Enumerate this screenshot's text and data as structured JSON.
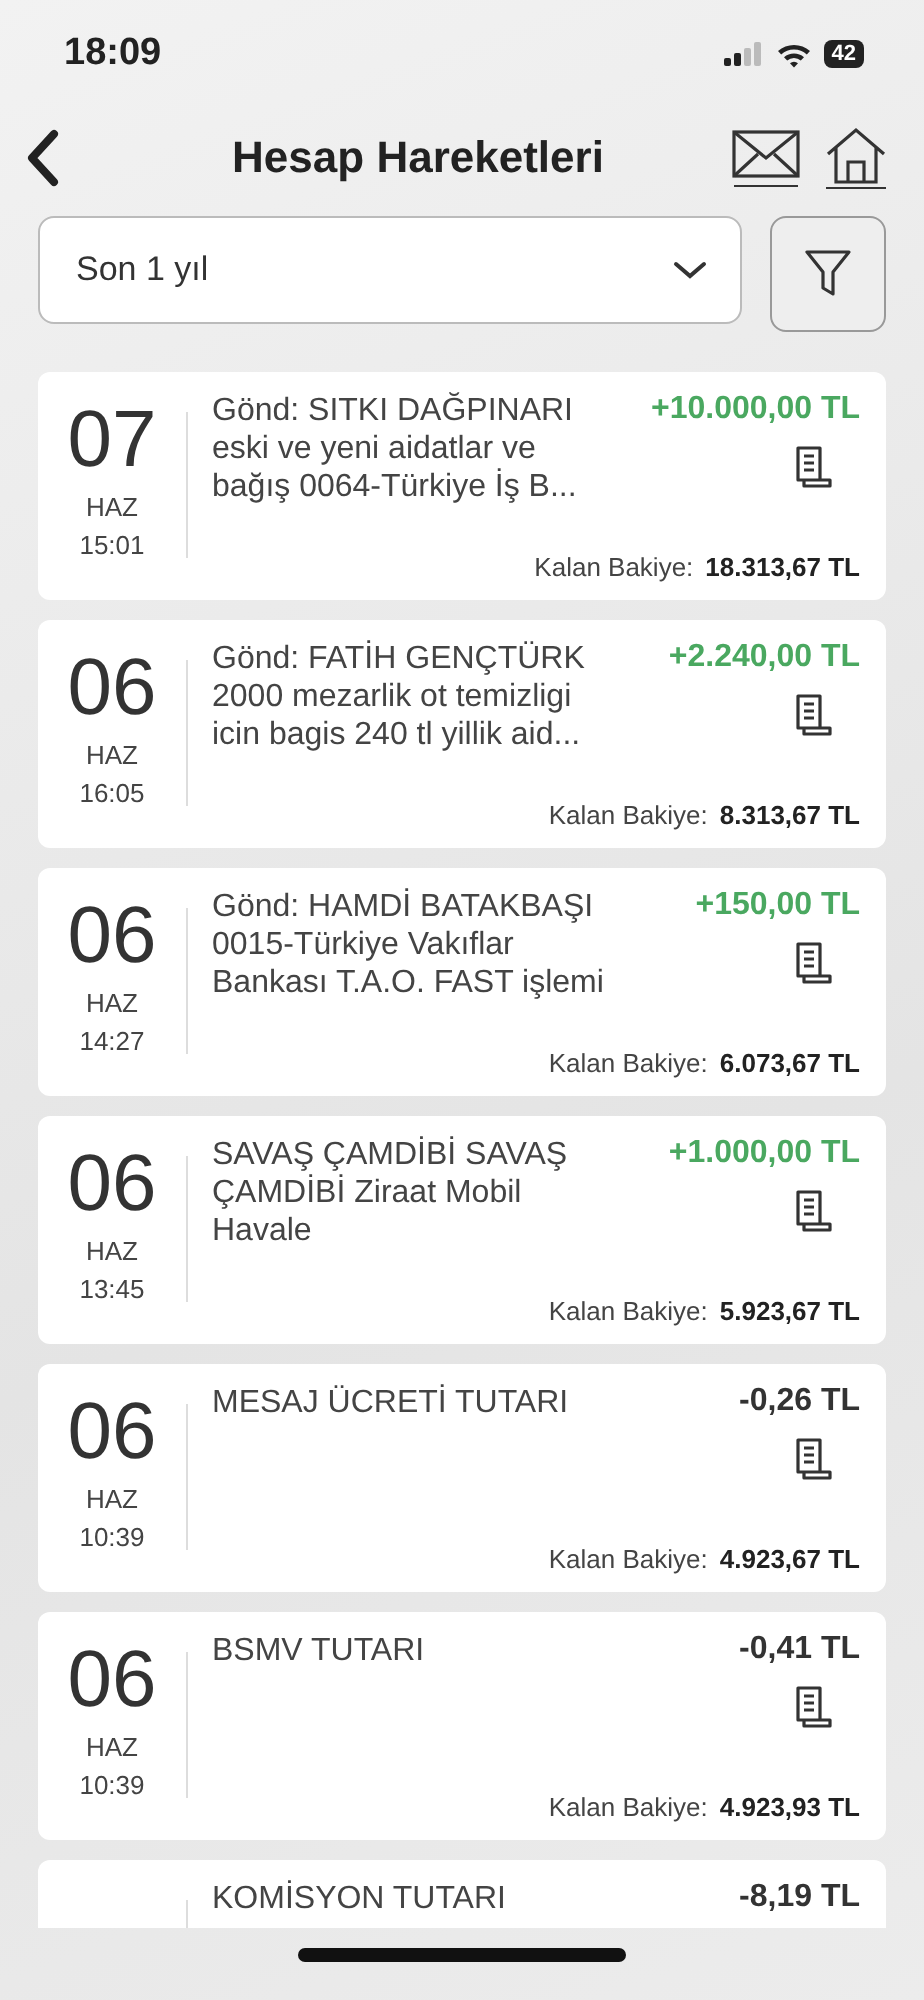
{
  "status_bar": {
    "time": "18:09",
    "battery": "42"
  },
  "header": {
    "title": "Hesap Hareketleri"
  },
  "period_select": {
    "value": "Son 1 yıl"
  },
  "transactions": [
    {
      "day": "07",
      "month": "HAZ",
      "time": "15:01",
      "description": "Gönd: SITKI DAĞPINARI eski ve yeni aidatlar ve bağış 0064-Türkiye İş B...",
      "amount": "+10.000,00 TL",
      "kind": "credit",
      "balance_label": "Kalan Bakiye:",
      "balance": "18.313,67 TL"
    },
    {
      "day": "06",
      "month": "HAZ",
      "time": "16:05",
      "description": "Gönd: FATİH GENÇTÜRK 2000 mezarlik ot temizligi icin bagis 240 tl yillik aid...",
      "amount": "+2.240,00 TL",
      "kind": "credit",
      "balance_label": "Kalan Bakiye:",
      "balance": "8.313,67 TL"
    },
    {
      "day": "06",
      "month": "HAZ",
      "time": "14:27",
      "description": "Gönd: HAMDİ BATAKBAŞI 0015-Türkiye Vakıflar Bankası T.A.O. FAST işlemi",
      "amount": "+150,00 TL",
      "kind": "credit",
      "balance_label": "Kalan Bakiye:",
      "balance": "6.073,67 TL"
    },
    {
      "day": "06",
      "month": "HAZ",
      "time": "13:45",
      "description": "SAVAŞ ÇAMDİBİ SAVAŞ ÇAMDİBİ Ziraat Mobil Havale",
      "amount": "+1.000,00 TL",
      "kind": "credit",
      "balance_label": "Kalan Bakiye:",
      "balance": "5.923,67 TL"
    },
    {
      "day": "06",
      "month": "HAZ",
      "time": "10:39",
      "description": "MESAJ ÜCRETİ TUTARI",
      "amount": "-0,26 TL",
      "kind": "debit",
      "balance_label": "Kalan Bakiye:",
      "balance": "4.923,67 TL"
    },
    {
      "day": "06",
      "month": "HAZ",
      "time": "10:39",
      "description": "BSMV TUTARI",
      "amount": "-0,41 TL",
      "kind": "debit",
      "balance_label": "Kalan Bakiye:",
      "balance": "4.923,93 TL"
    },
    {
      "description": "KOMİSYON TUTARI",
      "amount": "-8,19 TL",
      "kind": "debit"
    }
  ]
}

• [What you should do]:
Retype the records exactly. Any image in them should not appear in what you write.

• [Solved exercise]:
Enumerate this screenshot's text and data as structured JSON.
{
  "status_bar": {
    "time": "18:09",
    "battery": "42"
  },
  "header": {
    "title": "Hesap Hareketleri"
  },
  "period_select": {
    "value": "Son 1 yıl"
  },
  "transactions": [
    {
      "day": "07",
      "month": "HAZ",
      "time": "15:01",
      "description": "Gönd: SITKI DAĞPINARI eski ve yeni aidatlar ve bağış 0064-Türkiye İş B...",
      "amount": "+10.000,00 TL",
      "kind": "credit",
      "balance_label": "Kalan Bakiye:",
      "balance": "18.313,67 TL"
    },
    {
      "day": "06",
      "month": "HAZ",
      "time": "16:05",
      "description": "Gönd: FATİH GENÇTÜRK 2000 mezarlik ot temizligi icin bagis 240 tl yillik aid...",
      "amount": "+2.240,00 TL",
      "kind": "credit",
      "balance_label": "Kalan Bakiye:",
      "balance": "8.313,67 TL"
    },
    {
      "day": "06",
      "month": "HAZ",
      "time": "14:27",
      "description": "Gönd: HAMDİ BATAKBAŞI 0015-Türkiye Vakıflar Bankası T.A.O. FAST işlemi",
      "amount": "+150,00 TL",
      "kind": "credit",
      "balance_label": "Kalan Bakiye:",
      "balance": "6.073,67 TL"
    },
    {
      "day": "06",
      "month": "HAZ",
      "time": "13:45",
      "description": "SAVAŞ ÇAMDİBİ SAVAŞ ÇAMDİBİ Ziraat Mobil Havale",
      "amount": "+1.000,00 TL",
      "kind": "credit",
      "balance_label": "Kalan Bakiye:",
      "balance": "5.923,67 TL"
    },
    {
      "day": "06",
      "month": "HAZ",
      "time": "10:39",
      "description": "MESAJ ÜCRETİ TUTARI",
      "amount": "-0,26 TL",
      "kind": "debit",
      "balance_label": "Kalan Bakiye:",
      "balance": "4.923,67 TL"
    },
    {
      "day": "06",
      "month": "HAZ",
      "time": "10:39",
      "description": "BSMV TUTARI",
      "amount": "-0,41 TL",
      "kind": "debit",
      "balance_label": "Kalan Bakiye:",
      "balance": "4.923,93 TL"
    },
    {
      "description": "KOMİSYON TUTARI",
      "amount": "-8,19 TL",
      "kind": "debit"
    }
  ]
}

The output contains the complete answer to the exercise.